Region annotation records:
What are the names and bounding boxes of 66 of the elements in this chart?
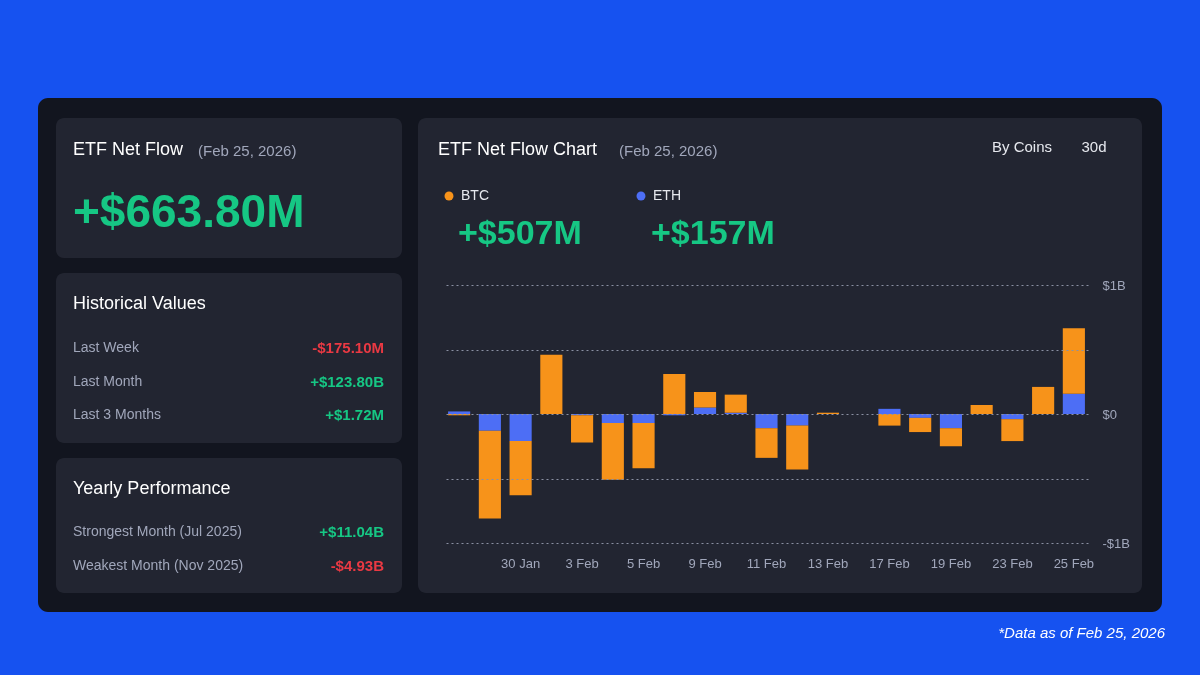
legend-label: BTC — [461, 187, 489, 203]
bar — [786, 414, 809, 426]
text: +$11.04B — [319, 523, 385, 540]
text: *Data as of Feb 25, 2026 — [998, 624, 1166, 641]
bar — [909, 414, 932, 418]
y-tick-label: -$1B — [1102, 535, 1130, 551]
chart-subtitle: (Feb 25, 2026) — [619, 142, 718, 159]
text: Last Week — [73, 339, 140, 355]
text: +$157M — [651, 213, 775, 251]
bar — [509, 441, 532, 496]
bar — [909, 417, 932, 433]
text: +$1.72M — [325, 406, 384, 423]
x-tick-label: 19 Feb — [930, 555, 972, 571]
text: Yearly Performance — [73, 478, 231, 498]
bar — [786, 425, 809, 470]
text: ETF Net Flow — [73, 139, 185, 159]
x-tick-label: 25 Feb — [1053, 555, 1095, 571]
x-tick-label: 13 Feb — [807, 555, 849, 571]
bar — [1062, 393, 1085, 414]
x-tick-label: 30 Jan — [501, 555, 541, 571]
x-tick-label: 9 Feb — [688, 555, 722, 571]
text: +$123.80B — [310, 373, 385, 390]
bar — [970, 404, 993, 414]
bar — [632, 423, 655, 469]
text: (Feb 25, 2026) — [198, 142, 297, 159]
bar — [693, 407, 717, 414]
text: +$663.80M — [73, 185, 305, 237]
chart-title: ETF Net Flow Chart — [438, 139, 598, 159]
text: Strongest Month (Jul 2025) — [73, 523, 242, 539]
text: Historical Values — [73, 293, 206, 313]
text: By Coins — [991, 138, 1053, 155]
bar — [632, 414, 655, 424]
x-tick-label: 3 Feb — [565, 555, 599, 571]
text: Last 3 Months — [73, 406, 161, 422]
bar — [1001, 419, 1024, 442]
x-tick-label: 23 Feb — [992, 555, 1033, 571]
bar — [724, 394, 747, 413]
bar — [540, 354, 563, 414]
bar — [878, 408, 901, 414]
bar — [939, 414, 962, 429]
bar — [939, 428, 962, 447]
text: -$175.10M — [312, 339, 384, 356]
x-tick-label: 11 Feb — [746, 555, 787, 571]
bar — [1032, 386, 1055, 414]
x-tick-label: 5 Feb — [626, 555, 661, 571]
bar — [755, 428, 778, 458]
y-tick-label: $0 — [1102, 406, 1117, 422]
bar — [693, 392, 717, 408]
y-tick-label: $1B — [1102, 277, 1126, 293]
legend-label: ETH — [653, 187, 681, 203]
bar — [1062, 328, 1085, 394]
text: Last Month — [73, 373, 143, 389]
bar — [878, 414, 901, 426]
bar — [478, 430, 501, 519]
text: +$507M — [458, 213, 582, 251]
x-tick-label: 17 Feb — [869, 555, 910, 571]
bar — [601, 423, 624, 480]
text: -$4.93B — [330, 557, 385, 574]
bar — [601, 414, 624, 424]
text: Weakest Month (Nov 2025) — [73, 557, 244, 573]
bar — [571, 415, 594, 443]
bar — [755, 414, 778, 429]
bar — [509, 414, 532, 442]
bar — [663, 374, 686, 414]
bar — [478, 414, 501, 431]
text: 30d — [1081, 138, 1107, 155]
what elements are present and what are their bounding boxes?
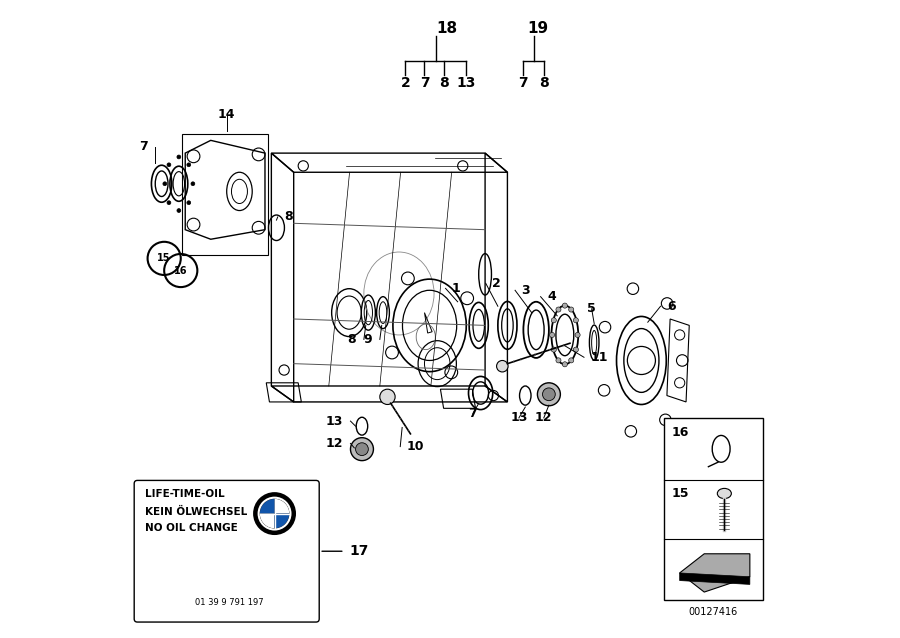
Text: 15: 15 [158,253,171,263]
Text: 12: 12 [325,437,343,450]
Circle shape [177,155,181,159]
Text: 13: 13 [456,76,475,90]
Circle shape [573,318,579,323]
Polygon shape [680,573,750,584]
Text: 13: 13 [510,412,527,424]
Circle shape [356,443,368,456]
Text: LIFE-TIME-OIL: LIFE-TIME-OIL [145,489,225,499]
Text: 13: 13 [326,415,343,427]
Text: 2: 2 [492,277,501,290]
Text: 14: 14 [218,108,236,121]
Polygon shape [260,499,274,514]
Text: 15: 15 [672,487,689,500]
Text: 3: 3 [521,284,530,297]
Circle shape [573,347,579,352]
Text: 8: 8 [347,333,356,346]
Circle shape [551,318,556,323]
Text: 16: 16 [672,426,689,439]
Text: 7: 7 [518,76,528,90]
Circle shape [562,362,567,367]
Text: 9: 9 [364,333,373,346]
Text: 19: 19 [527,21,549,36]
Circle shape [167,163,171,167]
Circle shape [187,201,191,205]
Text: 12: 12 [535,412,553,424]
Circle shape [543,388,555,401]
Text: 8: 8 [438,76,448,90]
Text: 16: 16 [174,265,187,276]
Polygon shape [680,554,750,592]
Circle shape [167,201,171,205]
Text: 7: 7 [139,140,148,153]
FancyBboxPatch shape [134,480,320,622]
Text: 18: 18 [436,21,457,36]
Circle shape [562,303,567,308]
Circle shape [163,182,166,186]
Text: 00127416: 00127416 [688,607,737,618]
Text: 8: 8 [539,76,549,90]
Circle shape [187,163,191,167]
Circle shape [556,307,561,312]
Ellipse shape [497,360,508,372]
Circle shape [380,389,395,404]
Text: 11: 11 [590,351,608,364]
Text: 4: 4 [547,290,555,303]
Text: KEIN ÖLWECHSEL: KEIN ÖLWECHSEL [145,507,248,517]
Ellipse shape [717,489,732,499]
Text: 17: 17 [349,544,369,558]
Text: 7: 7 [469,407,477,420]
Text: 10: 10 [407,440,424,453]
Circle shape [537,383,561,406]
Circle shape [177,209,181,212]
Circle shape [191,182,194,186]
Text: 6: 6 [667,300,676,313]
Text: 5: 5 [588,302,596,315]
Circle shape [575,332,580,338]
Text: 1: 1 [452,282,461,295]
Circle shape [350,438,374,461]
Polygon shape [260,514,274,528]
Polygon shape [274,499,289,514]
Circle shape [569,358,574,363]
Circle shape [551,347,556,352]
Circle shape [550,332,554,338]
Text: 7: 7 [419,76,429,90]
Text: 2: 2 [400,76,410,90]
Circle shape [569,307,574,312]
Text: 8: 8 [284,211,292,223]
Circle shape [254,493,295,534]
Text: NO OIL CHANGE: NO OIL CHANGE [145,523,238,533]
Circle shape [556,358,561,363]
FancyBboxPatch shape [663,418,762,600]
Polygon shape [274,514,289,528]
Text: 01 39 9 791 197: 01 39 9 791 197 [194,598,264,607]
==
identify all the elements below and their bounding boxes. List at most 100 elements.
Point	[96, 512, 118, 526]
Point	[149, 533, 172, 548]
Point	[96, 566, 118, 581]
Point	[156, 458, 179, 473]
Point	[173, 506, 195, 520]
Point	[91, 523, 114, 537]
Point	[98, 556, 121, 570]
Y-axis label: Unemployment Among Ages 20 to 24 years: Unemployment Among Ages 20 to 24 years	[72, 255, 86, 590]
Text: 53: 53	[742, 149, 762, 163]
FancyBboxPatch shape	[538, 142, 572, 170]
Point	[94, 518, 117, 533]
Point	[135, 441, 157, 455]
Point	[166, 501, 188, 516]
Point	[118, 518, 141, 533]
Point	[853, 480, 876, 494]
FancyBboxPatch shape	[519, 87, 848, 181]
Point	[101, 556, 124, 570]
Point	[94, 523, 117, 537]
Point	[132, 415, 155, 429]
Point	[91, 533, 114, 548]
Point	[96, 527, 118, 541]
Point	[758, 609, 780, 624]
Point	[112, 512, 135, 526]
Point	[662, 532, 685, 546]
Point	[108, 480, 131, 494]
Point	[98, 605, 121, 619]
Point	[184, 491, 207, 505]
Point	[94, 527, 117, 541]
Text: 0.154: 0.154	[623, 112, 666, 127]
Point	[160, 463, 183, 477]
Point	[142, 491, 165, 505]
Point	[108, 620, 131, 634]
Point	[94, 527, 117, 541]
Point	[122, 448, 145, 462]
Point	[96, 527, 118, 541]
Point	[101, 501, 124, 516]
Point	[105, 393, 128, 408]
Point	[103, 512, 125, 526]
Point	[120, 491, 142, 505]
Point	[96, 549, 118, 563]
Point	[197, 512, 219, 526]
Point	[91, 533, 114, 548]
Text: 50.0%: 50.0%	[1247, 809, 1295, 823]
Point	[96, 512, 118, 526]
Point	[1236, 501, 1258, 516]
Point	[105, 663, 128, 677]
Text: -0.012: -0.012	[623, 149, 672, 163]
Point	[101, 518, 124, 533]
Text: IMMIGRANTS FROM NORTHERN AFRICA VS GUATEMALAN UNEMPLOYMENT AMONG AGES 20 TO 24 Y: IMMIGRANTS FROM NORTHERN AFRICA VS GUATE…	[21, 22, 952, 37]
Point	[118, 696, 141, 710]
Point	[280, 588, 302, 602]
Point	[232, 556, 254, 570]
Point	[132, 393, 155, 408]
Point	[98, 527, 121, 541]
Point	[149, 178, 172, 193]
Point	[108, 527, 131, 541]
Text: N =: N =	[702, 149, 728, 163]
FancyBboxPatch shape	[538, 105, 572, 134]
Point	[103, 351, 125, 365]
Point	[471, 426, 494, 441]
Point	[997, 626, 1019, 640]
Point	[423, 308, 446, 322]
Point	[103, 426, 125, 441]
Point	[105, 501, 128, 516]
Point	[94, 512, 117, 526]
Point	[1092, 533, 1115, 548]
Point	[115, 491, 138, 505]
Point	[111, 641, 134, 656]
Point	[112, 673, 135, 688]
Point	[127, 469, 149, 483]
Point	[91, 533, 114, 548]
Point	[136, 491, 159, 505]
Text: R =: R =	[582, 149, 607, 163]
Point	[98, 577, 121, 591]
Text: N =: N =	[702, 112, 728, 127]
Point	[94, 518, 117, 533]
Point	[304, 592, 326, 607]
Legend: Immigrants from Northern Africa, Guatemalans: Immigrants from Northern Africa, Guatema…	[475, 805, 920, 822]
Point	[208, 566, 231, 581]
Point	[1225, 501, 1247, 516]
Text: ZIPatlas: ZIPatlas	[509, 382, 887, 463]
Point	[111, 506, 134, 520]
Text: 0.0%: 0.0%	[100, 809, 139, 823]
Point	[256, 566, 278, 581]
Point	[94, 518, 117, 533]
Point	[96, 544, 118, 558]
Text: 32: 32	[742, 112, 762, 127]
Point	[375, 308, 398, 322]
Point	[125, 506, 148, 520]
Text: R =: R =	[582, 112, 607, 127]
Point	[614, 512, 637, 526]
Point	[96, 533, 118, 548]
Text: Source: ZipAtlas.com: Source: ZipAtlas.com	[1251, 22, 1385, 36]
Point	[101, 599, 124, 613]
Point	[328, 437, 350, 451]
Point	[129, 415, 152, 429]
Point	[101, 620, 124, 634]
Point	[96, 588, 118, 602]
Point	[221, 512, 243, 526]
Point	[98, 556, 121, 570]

▶ **EXERCISE DIRECTIONS**
Filter the records above down to the lines containing the string "chart", and reproduce each of those lines in full.

▶ **EXERCISE SOLUTION**
What are the names and bounding boxes of 66 of the elements in this chart?
chart-subtitle: (Feb 25, 2026) — [619, 142, 718, 159]
chart-title: ETF Net Flow Chart — [438, 139, 598, 159]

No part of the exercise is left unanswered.